§ **THE INPUT**:
◆ ◆ ◆ ◆

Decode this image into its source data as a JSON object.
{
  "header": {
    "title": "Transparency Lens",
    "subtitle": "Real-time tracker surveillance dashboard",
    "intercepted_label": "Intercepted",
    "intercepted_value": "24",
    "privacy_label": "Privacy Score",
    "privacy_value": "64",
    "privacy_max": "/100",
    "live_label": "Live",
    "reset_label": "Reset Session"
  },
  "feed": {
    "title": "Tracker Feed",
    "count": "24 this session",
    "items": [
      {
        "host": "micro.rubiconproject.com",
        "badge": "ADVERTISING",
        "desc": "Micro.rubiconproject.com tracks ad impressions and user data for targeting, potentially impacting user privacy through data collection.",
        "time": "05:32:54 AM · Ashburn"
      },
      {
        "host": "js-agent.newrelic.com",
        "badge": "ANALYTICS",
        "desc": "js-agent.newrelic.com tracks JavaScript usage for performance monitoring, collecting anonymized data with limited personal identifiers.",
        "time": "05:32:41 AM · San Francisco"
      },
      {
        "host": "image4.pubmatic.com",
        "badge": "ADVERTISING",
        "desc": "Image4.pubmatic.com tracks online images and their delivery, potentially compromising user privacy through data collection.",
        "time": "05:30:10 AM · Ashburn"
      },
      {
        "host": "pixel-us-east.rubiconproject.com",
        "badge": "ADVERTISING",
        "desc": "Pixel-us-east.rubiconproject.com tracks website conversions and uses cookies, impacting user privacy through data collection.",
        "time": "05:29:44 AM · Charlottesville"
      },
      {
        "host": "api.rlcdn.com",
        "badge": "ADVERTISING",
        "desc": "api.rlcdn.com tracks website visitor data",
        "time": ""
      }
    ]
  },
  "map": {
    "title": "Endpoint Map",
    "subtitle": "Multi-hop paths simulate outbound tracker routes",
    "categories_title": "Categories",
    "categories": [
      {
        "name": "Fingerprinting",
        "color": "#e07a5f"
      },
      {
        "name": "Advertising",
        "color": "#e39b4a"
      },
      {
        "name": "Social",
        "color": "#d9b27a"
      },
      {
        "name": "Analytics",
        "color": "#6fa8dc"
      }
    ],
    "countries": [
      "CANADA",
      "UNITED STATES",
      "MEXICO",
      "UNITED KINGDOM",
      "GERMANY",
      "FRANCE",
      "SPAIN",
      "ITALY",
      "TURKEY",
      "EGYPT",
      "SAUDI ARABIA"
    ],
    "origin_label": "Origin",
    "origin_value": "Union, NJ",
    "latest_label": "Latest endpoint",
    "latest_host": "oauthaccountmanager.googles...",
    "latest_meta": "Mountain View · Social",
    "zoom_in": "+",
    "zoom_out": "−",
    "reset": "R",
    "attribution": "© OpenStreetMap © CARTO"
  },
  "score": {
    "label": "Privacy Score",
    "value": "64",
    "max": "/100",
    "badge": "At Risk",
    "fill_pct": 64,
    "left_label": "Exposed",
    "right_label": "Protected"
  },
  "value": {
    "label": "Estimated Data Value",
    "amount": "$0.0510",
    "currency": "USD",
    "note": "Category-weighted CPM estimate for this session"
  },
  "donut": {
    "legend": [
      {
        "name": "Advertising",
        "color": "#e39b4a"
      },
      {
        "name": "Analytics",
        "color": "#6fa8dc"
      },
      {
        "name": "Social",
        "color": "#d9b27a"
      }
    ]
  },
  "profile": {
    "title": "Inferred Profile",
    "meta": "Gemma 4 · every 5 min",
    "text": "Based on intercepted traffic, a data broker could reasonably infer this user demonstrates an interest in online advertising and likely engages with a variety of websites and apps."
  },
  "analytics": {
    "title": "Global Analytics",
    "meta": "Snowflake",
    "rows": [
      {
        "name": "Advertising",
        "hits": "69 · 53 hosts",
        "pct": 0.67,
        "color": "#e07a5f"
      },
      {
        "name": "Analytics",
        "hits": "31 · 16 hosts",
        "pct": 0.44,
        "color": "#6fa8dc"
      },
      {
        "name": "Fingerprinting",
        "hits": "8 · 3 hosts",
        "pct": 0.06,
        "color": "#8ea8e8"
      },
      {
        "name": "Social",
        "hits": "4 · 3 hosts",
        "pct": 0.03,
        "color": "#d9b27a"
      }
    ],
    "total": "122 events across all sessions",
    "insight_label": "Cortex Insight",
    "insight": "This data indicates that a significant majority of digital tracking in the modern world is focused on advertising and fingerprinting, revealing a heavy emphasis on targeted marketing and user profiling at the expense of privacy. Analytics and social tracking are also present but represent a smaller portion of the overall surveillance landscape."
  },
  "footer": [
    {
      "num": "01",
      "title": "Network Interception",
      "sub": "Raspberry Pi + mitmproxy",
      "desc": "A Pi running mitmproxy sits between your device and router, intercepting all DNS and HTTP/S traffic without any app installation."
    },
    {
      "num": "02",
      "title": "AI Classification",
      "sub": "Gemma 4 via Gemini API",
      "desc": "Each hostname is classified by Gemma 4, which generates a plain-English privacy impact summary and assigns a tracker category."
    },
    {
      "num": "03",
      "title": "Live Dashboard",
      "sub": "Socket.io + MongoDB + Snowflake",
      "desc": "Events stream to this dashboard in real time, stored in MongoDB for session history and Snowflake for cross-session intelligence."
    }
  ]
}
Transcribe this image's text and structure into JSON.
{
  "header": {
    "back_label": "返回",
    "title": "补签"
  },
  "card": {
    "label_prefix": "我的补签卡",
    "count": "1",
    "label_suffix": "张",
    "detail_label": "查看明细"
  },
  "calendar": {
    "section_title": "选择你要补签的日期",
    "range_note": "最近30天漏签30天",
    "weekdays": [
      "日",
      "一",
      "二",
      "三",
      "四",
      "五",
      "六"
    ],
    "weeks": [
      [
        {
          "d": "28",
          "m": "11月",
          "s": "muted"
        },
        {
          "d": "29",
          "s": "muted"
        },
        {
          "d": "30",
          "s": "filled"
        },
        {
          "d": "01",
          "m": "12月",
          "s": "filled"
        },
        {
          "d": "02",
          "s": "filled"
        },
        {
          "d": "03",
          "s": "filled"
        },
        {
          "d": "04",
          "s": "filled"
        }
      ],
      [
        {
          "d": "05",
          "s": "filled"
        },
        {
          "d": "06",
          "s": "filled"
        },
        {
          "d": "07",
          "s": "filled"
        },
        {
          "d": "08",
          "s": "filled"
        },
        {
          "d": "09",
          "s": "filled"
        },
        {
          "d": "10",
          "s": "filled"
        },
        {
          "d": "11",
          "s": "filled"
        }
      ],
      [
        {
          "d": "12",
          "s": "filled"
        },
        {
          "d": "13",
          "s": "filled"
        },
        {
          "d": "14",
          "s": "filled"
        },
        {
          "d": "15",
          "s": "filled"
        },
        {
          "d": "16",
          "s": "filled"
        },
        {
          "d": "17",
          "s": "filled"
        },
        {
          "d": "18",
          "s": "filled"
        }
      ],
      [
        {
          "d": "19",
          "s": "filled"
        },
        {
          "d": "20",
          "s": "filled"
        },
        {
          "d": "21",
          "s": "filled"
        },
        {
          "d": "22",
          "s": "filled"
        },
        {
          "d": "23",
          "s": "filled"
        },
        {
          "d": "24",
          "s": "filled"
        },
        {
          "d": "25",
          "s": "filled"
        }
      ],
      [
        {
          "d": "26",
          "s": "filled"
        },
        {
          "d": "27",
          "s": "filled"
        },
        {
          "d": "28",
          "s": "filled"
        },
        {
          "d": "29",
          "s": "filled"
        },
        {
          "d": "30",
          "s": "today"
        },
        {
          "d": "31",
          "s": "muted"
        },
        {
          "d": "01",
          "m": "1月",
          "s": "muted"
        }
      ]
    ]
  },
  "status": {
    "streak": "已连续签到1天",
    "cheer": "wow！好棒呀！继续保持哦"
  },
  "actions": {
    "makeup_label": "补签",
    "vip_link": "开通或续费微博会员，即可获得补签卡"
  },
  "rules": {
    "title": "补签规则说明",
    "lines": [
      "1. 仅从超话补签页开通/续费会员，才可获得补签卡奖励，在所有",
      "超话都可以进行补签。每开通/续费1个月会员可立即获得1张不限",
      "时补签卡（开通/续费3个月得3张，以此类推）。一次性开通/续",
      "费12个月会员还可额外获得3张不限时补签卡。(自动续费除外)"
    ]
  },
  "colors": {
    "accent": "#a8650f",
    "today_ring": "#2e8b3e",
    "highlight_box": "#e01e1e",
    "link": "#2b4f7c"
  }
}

◆ ◆ ◆ ◆

§ **SET EXERCISE**:
Return every line in the listing that contains the word "tracks".

§ **THE ANSWER**:
        "desc": "Micro.rubiconproject.com tracks ad impressions and user data for targeting, potentially impacting user privacy through data collection.",
        "desc": "js-agent.newrelic.com tracks JavaScript usage for performance monitoring, collecting anonymized data with limited personal identifiers.",
        "desc": "Image4.pubmatic.com tracks online images and their delivery, potentially compromising user privacy through data collection.",
        "desc": "Pixel-us-east.rubiconproject.com tracks website conversions and uses cookies, impacting user privacy through data collection.",
        "desc": "api.rlcdn.com tracks website visitor data",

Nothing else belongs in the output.